■ **DO THIS**:
Extract the entries in their exact form.

■ **STORED RECORDS**:
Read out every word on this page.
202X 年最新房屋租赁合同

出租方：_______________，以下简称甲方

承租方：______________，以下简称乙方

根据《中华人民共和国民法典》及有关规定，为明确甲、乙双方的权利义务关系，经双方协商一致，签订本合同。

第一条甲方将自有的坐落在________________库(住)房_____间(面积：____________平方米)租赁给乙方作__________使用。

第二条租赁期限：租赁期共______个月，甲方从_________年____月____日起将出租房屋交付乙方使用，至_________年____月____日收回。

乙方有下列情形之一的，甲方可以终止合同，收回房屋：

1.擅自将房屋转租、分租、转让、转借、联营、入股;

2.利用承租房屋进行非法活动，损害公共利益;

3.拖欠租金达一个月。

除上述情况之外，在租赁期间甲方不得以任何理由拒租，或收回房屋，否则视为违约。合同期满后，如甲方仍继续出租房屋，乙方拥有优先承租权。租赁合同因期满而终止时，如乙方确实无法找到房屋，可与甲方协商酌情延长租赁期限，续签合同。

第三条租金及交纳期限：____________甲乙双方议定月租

■ **COMPLETE ANSWER**:
Read out every word on this page.
202X 年最新房屋租赁合同

出租方：_______________，以下简称甲方

承租方：______________，以下简称乙方

根据《中华人民共和国民法典》及有关规定，为明确甲、乙双方的权利义务关系，经双方协商一致，签订本合同。

第一条甲方将自有的坐落在________________库(住)房_____间(面积：____________平方米)租赁给乙方作__________使用。

第二条租赁期限：租赁期共______个月，甲方从_________年____月____日起将出租房屋交付乙方使用，至_________年____月____日收回。

乙方有下列情形之一的，甲方可以终止合同，收回房屋：

1.擅自将房屋转租、分租、转让、转借、联营、入股;

2.利用承租房屋进行非法活动，损害公共利益;

3.拖欠租金达一个月。

除上述情况之外，在租赁期间甲方不得以任何理由拒租，或收回房屋，否则视为违约。合同期满后，如甲方仍继续出租房屋，乙方拥有优先承租权。租赁合同因期满而终止时，如乙方确实无法找到房屋，可与甲方协商酌情延长租赁期限，续签合同。

第三条租金及交纳期限：____________甲乙双方议定月租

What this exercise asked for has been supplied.